### THE REQUEST
An exact copy of every record is needed.

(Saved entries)
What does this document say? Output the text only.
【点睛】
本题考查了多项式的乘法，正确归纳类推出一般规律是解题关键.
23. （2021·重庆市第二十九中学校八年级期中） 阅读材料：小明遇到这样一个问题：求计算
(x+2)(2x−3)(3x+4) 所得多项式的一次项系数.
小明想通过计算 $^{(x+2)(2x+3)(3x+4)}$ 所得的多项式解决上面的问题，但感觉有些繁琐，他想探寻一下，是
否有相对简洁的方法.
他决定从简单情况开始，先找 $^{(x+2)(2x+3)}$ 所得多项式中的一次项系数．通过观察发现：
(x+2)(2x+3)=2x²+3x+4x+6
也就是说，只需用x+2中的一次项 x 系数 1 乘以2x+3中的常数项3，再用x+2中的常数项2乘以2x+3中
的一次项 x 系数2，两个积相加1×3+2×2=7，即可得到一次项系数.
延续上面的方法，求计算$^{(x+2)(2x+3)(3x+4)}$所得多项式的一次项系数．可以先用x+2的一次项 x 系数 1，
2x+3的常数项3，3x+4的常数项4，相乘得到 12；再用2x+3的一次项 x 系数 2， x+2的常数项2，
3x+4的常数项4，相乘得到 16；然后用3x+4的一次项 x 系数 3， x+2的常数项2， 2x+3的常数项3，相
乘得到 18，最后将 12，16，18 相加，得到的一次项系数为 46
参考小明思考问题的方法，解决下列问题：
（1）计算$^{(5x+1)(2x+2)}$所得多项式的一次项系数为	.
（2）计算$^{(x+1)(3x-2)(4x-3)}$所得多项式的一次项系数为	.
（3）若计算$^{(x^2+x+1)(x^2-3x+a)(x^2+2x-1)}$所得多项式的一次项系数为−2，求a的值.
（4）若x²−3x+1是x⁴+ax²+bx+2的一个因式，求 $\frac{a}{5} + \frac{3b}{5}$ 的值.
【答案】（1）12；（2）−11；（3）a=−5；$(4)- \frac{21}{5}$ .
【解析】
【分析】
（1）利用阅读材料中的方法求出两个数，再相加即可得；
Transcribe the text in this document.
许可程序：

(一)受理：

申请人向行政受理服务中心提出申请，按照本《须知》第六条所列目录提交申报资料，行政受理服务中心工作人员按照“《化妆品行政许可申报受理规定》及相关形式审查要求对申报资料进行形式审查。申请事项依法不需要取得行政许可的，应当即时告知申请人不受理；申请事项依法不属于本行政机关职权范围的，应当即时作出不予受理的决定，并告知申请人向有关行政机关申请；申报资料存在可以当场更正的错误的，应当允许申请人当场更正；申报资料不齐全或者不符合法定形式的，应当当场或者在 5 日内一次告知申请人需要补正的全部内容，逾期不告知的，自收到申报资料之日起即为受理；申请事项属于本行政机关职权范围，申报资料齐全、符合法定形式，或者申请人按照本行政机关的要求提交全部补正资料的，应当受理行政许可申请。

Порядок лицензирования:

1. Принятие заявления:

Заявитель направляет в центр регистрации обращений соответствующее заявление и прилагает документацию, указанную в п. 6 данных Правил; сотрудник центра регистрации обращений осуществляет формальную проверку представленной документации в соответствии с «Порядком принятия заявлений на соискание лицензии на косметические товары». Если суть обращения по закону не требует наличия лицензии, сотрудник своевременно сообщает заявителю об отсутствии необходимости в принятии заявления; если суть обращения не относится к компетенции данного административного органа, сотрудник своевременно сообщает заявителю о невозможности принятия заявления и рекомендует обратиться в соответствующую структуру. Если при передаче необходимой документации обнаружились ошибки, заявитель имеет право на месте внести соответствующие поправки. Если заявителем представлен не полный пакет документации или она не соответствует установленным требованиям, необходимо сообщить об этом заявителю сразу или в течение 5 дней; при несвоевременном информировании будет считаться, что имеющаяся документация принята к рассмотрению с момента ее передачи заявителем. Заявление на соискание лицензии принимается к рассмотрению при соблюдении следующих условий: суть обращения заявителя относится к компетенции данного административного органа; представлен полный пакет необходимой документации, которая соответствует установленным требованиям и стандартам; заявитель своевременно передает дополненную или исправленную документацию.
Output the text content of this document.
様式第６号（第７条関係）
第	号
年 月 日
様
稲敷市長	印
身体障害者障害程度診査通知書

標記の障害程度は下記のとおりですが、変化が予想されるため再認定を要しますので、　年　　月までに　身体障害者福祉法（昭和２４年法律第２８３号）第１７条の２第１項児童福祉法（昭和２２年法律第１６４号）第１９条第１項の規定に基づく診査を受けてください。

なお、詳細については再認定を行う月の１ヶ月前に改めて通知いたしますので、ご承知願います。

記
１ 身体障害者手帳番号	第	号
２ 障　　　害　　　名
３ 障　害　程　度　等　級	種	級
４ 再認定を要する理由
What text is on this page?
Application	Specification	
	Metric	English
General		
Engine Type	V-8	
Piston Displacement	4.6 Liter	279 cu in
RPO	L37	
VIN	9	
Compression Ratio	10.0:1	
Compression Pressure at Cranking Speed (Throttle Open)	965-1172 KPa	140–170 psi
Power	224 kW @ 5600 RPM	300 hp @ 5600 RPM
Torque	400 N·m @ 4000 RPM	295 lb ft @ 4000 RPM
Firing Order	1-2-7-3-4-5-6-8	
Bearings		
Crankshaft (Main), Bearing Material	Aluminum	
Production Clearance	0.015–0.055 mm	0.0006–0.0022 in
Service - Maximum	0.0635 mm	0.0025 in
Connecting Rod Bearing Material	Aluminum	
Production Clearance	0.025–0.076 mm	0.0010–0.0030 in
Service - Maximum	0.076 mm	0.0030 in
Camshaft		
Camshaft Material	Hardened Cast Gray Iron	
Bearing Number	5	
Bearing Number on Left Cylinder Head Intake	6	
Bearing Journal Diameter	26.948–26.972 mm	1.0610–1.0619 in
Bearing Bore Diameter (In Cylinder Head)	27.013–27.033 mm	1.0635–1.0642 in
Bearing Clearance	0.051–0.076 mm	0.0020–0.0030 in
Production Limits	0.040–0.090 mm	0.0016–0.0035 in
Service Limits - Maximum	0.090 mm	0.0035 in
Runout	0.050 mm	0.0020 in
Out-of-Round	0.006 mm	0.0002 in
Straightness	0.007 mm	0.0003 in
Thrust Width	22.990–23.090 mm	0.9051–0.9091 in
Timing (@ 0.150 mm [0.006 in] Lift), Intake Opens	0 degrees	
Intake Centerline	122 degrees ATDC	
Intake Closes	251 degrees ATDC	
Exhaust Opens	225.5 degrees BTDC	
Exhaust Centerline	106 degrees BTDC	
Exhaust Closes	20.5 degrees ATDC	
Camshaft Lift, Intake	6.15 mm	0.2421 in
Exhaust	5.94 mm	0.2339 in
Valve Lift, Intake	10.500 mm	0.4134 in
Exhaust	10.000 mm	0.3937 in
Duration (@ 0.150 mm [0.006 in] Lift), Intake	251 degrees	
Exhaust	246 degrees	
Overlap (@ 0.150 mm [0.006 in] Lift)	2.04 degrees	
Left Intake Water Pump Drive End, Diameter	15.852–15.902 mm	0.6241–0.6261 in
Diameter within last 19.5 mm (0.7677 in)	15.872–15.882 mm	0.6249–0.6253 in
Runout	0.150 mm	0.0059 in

### THE REPLY
What does this document say? Output the text only.
【点睛】
本题考查了多项式的乘法，正确归纳类推出一般规律是解题关键.
23. （2021·重庆市第二十九中学校八年级期中） 阅读材料：小明遇到这样一个问题：求计算
(x+2)(2x−3)(3x+4) 所得多项式的一次项系数.
小明想通过计算 $^{(x+2)(2x+3)(3x+4)}$ 所得的多项式解决上面的问题，但感觉有些繁琐，他想探寻一下，是
否有相对简洁的方法.
他决定从简单情况开始，先找 $^{(x+2)(2x+3)}$ 所得多项式中的一次项系数．通过观察发现：
(x+2)(2x+3)=2x²+3x+4x+6
也就是说，只需用x+2中的一次项 x 系数 1 乘以2x+3中的常数项3，再用x+2中的常数项2乘以2x+3中
的一次项 x 系数2，两个积相加1×3+2×2=7，即可得到一次项系数.
延续上面的方法，求计算$^{(x+2)(2x+3)(3x+4)}$所得多项式的一次项系数．可以先用x+2的一次项 x 系数 1，
2x+3的常数项3，3x+4的常数项4，相乘得到 12；再用2x+3的一次项 x 系数 2， x+2的常数项2，
3x+4的常数项4，相乘得到 16；然后用3x+4的一次项 x 系数 3， x+2的常数项2， 2x+3的常数项3，相
乘得到 18，最后将 12，16，18 相加，得到的一次项系数为 46
参考小明思考问题的方法，解决下列问题：
（1）计算$^{(5x+1)(2x+2)}$所得多项式的一次项系数为	.
（2）计算$^{(x+1)(3x-2)(4x-3)}$所得多项式的一次项系数为	.
（3）若计算$^{(x^2+x+1)(x^2-3x+a)(x^2+2x-1)}$所得多项式的一次项系数为−2，求a的值.
（4）若x²−3x+1是x⁴+ax²+bx+2的一个因式，求 $\frac{a}{5} + \frac{3b}{5}$ 的值.
【答案】（1）12；（2）−11；（3）a=−5；$(4)- \frac{21}{5}$ .
【解析】
【分析】
（1）利用阅读材料中的方法求出两个数，再相加即可得；
Transcribe the text in this document.
许可程序：

(一)受理：

申请人向行政受理服务中心提出申请，按照本《须知》第六条所列目录提交申报资料，行政受理服务中心工作人员按照“《化妆品行政许可申报受理规定》及相关形式审查要求对申报资料进行形式审查。申请事项依法不需要取得行政许可的，应当即时告知申请人不受理；申请事项依法不属于本行政机关职权范围的，应当即时作出不予受理的决定，并告知申请人向有关行政机关申请；申报资料存在可以当场更正的错误的，应当允许申请人当场更正；申报资料不齐全或者不符合法定形式的，应当当场或者在 5 日内一次告知申请人需要补正的全部内容，逾期不告知的，自收到申报资料之日起即为受理；申请事项属于本行政机关职权范围，申报资料齐全、符合法定形式，或者申请人按照本行政机关的要求提交全部补正资料的，应当受理行政许可申请。

Порядок лицензирования:

1. Принятие заявления:

Заявитель направляет в центр регистрации обращений соответствующее заявление и прилагает документацию, указанную в п. 6 данных Правил; сотрудник центра регистрации обращений осуществляет формальную проверку представленной документации в соответствии с «Порядком принятия заявлений на соискание лицензии на косметические товары». Если суть обращения по закону не требует наличия лицензии, сотрудник своевременно сообщает заявителю об отсутствии необходимости в принятии заявления; если суть обращения не относится к компетенции данного административного органа, сотрудник своевременно сообщает заявителю о невозможности принятия заявления и рекомендует обратиться в соответствующую структуру. Если при передаче необходимой документации обнаружились ошибки, заявитель имеет право на месте внести соответствующие поправки. Если заявителем представлен не полный пакет документации или она не соответствует установленным требованиям, необходимо сообщить об этом заявителю сразу или в течение 5 дней; при несвоевременном информировании будет считаться, что имеющаяся документация принята к рассмотрению с момента ее передачи заявителем. Заявление на соискание лицензии принимается к рассмотрению при соблюдении следующих условий: суть обращения заявителя относится к компетенции данного административного органа; представлен полный пакет необходимой документации, которая соответствует установленным требованиям и стандартам; заявитель своевременно передает дополненную или исправленную документацию.
Output the text content of this document.
様式第６号（第７条関係）
第	号
年 月 日
様
稲敷市長	印
身体障害者障害程度診査通知書

標記の障害程度は下記のとおりですが、変化が予想されるため再認定を要しますので、　年　　月までに　身体障害者福祉法（昭和２４年法律第２８３号）第１７条の２第１項児童福祉法（昭和２２年法律第１６４号）第１９条第１項の規定に基づく診査を受けてください。

なお、詳細については再認定を行う月の１ヶ月前に改めて通知いたしますので、ご承知願います。

記
１ 身体障害者手帳番号	第	号
２ 障　　　害　　　名
３ 障　害　程　度　等　級	種	級
４ 再認定を要する理由
What text is on this page?
Application	Specification	
	Metric	English
General		
Engine Type	V-8	
Piston Displacement	4.6 Liter	279 cu in
RPO	L37	
VIN	9	
Compression Ratio	10.0:1	
Compression Pressure at Cranking Speed (Throttle Open)	965-1172 KPa	140–170 psi
Power	224 kW @ 5600 RPM	300 hp @ 5600 RPM
Torque	400 N·m @ 4000 RPM	295 lb ft @ 4000 RPM
Firing Order	1-2-7-3-4-5-6-8	
Bearings		
Crankshaft (Main), Bearing Material	Aluminum	
Production Clearance	0.015–0.055 mm	0.0006–0.0022 in
Service - Maximum	0.0635 mm	0.0025 in
Connecting Rod Bearing Material	Aluminum	
Production Clearance	0.025–0.076 mm	0.0010–0.0030 in
Service - Maximum	0.076 mm	0.0030 in
Camshaft		
Camshaft Material	Hardened Cast Gray Iron	
Bearing Number	5	
Bearing Number on Left Cylinder Head Intake	6	
Bearing Journal Diameter	26.948–26.972 mm	1.0610–1.0619 in
Bearing Bore Diameter (In Cylinder Head)	27.013–27.033 mm	1.0635–1.0642 in
Bearing Clearance	0.051–0.076 mm	0.0020–0.0030 in
Production Limits	0.040–0.090 mm	0.0016–0.0035 in
Service Limits - Maximum	0.090 mm	0.0035 in
Runout	0.050 mm	0.0020 in
Out-of-Round	0.006 mm	0.0002 in
Straightness	0.007 mm	0.0003 in
Thrust Width	22.990–23.090 mm	0.9051–0.9091 in
Timing (@ 0.150 mm [0.006 in] Lift), Intake Opens	0 degrees	
Intake Centerline	122 degrees ATDC	
Intake Closes	251 degrees ATDC	
Exhaust Opens	225.5 degrees BTDC	
Exhaust Centerline	106 degrees BTDC	
Exhaust Closes	20.5 degrees ATDC	
Camshaft Lift, Intake	6.15 mm	0.2421 in
Exhaust	5.94 mm	0.2339 in
Valve Lift, Intake	10.500 mm	0.4134 in
Exhaust	10.000 mm	0.3937 in
Duration (@ 0.150 mm [0.006 in] Lift), Intake	251 degrees	
Exhaust	246 degrees	
Overlap (@ 0.150 mm [0.006 in] Lift)	2.04 degrees	
Left Intake Water Pump Drive End, Diameter	15.852–15.902 mm	0.6241–0.6261 in
Diameter within last 19.5 mm (0.7677 in)	15.872–15.882 mm	0.6249–0.6253 in
Runout	0.150 mm	0.0059 in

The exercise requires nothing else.